Goal of the exercise: Every line of the material that follows must be printed again exactly.

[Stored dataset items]
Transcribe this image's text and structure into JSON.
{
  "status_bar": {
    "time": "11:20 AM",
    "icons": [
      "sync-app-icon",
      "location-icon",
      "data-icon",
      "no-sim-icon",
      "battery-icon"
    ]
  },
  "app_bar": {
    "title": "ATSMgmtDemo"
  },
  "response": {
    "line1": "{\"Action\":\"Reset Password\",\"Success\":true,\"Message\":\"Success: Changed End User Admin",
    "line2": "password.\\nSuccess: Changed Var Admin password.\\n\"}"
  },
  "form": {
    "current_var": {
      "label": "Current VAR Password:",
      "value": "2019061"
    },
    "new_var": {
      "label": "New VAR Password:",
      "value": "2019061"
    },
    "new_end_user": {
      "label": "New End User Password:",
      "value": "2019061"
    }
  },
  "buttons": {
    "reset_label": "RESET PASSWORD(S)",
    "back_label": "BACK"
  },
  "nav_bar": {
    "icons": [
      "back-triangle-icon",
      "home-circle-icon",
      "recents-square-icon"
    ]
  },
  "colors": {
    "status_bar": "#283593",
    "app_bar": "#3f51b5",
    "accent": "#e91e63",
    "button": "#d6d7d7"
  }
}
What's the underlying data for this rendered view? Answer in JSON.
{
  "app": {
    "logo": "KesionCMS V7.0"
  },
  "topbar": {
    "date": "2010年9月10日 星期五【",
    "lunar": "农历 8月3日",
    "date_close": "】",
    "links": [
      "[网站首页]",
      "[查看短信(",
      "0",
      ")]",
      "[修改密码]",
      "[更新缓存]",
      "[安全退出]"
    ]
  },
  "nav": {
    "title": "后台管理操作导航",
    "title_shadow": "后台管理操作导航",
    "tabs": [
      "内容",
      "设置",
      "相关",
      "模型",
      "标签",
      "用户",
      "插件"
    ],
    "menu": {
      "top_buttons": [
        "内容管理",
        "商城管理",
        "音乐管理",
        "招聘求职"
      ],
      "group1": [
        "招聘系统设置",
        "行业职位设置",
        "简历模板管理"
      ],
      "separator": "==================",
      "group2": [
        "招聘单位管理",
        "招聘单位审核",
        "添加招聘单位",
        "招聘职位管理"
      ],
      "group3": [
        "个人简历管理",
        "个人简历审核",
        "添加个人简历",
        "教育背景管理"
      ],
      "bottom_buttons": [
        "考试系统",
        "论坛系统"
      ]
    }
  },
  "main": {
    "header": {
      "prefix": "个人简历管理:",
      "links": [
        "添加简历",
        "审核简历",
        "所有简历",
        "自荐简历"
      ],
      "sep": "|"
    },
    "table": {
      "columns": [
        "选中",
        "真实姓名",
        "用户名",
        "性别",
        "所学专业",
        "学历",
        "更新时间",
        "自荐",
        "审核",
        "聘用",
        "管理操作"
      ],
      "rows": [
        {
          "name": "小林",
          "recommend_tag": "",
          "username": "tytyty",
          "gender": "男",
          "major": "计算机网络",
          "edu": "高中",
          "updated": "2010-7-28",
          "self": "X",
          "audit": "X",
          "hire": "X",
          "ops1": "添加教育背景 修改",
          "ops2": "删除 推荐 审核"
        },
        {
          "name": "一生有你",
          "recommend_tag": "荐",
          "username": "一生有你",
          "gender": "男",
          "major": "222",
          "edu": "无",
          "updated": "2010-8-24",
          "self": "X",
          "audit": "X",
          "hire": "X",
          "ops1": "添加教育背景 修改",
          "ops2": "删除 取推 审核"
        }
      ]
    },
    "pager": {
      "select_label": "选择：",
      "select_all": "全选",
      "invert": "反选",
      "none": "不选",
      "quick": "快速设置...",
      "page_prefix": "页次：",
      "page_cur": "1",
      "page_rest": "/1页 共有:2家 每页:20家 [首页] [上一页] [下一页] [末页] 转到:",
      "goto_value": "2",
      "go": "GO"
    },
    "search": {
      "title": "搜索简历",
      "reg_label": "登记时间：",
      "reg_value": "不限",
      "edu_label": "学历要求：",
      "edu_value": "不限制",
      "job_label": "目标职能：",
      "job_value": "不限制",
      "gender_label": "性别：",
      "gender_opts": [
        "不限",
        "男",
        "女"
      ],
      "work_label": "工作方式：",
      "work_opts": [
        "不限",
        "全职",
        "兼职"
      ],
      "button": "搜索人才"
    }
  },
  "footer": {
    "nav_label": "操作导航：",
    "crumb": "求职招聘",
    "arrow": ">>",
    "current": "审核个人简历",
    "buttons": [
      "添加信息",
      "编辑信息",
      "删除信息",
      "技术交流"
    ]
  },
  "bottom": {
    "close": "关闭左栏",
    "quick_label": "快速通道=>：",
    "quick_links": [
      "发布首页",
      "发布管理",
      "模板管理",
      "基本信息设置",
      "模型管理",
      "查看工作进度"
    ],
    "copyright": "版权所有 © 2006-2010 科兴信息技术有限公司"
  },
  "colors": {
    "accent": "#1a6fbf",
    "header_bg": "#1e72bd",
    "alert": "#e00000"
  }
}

Finished task:
Transcribe this image's text and structure into JSON.
{
  "status_bar": {
    "time": "11:20 AM",
    "icons": [
      "sync-app-icon",
      "location-icon",
      "data-icon",
      "no-sim-icon",
      "battery-icon"
    ]
  },
  "app_bar": {
    "title": "ATSMgmtDemo"
  },
  "response": {
    "line1": "{\"Action\":\"Reset Password\",\"Success\":true,\"Message\":\"Success: Changed End User Admin",
    "line2": "password.\\nSuccess: Changed Var Admin password.\\n\"}"
  },
  "form": {
    "current_var": {
      "label": "Current VAR Password:",
      "value": "2019061"
    },
    "new_var": {
      "label": "New VAR Password:",
      "value": "2019061"
    },
    "new_end_user": {
      "label": "New End User Password:",
      "value": "2019061"
    }
  },
  "buttons": {
    "reset_label": "RESET PASSWORD(S)",
    "back_label": "BACK"
  },
  "nav_bar": {
    "icons": [
      "back-triangle-icon",
      "home-circle-icon",
      "recents-square-icon"
    ]
  },
  "colors": {
    "status_bar": "#283593",
    "app_bar": "#3f51b5",
    "accent": "#e91e63",
    "button": "#d6d7d7"
  }
}
What's the underlying data for this rendered view? Answer in JSON.
{
  "app": {
    "logo": "KesionCMS V7.0"
  },
  "topbar": {
    "date": "2010年9月10日 星期五【",
    "lunar": "农历 8月3日",
    "date_close": "】",
    "links": [
      "[网站首页]",
      "[查看短信(",
      "0",
      ")]",
      "[修改密码]",
      "[更新缓存]",
      "[安全退出]"
    ]
  },
  "nav": {
    "title": "后台管理操作导航",
    "title_shadow": "后台管理操作导航",
    "tabs": [
      "内容",
      "设置",
      "相关",
      "模型",
      "标签",
      "用户",
      "插件"
    ],
    "menu": {
      "top_buttons": [
        "内容管理",
        "商城管理",
        "音乐管理",
        "招聘求职"
      ],
      "group1": [
        "招聘系统设置",
        "行业职位设置",
        "简历模板管理"
      ],
      "separator": "==================",
      "group2": [
        "招聘单位管理",
        "招聘单位审核",
        "添加招聘单位",
        "招聘职位管理"
      ],
      "group3": [
        "个人简历管理",
        "个人简历审核",
        "添加个人简历",
        "教育背景管理"
      ],
      "bottom_buttons": [
        "考试系统",
        "论坛系统"
      ]
    }
  },
  "main": {
    "header": {
      "prefix": "个人简历管理:",
      "links": [
        "添加简历",
        "审核简历",
        "所有简历",
        "自荐简历"
      ],
      "sep": "|"
    },
    "table": {
      "columns": [
        "选中",
        "真实姓名",
        "用户名",
        "性别",
        "所学专业",
        "学历",
        "更新时间",
        "自荐",
        "审核",
        "聘用",
        "管理操作"
      ],
      "rows": [
        {
          "name": "小林",
          "recommend_tag": "",
          "username": "tytyty",
          "gender": "男",
          "major": "计算机网络",
          "edu": "高中",
          "updated": "2010-7-28",
          "self": "X",
          "audit": "X",
          "hire": "X",
          "ops1": "添加教育背景 修改",
          "ops2": "删除 推荐 审核"
        },
        {
          "name": "一生有你",
          "recommend_tag": "荐",
          "username": "一生有你",
          "gender": "男",
          "major": "222",
          "edu": "无",
          "updated": "2010-8-24",
          "self": "X",
          "audit": "X",
          "hire": "X",
          "ops1": "添加教育背景 修改",
          "ops2": "删除 取推 审核"
        }
      ]
    },
    "pager": {
      "select_label": "选择：",
      "select_all": "全选",
      "invert": "反选",
      "none": "不选",
      "quick": "快速设置...",
      "page_prefix": "页次：",
      "page_cur": "1",
      "page_rest": "/1页 共有:2家 每页:20家 [首页] [上一页] [下一页] [末页] 转到:",
      "goto_value": "2",
      "go": "GO"
    },
    "search": {
      "title": "搜索简历",
      "reg_label": "登记时间：",
      "reg_value": "不限",
      "edu_label": "学历要求：",
      "edu_value": "不限制",
      "job_label": "目标职能：",
      "job_value": "不限制",
      "gender_label": "性别：",
      "gender_opts": [
        "不限",
        "男",
        "女"
      ],
      "work_label": "工作方式：",
      "work_opts": [
        "不限",
        "全职",
        "兼职"
      ],
      "button": "搜索人才"
    }
  },
  "footer": {
    "nav_label": "操作导航：",
    "crumb": "求职招聘",
    "arrow": ">>",
    "current": "审核个人简历",
    "buttons": [
      "添加信息",
      "编辑信息",
      "删除信息",
      "技术交流"
    ]
  },
  "bottom": {
    "close": "关闭左栏",
    "quick_label": "快速通道=>：",
    "quick_links": [
      "发布首页",
      "发布管理",
      "模板管理",
      "基本信息设置",
      "模型管理",
      "查看工作进度"
    ],
    "copyright": "版权所有 © 2006-2010 科兴信息技术有限公司"
  },
  "colors": {
    "accent": "#1a6fbf",
    "header_bg": "#1e72bd",
    "alert": "#e00000"
  }
}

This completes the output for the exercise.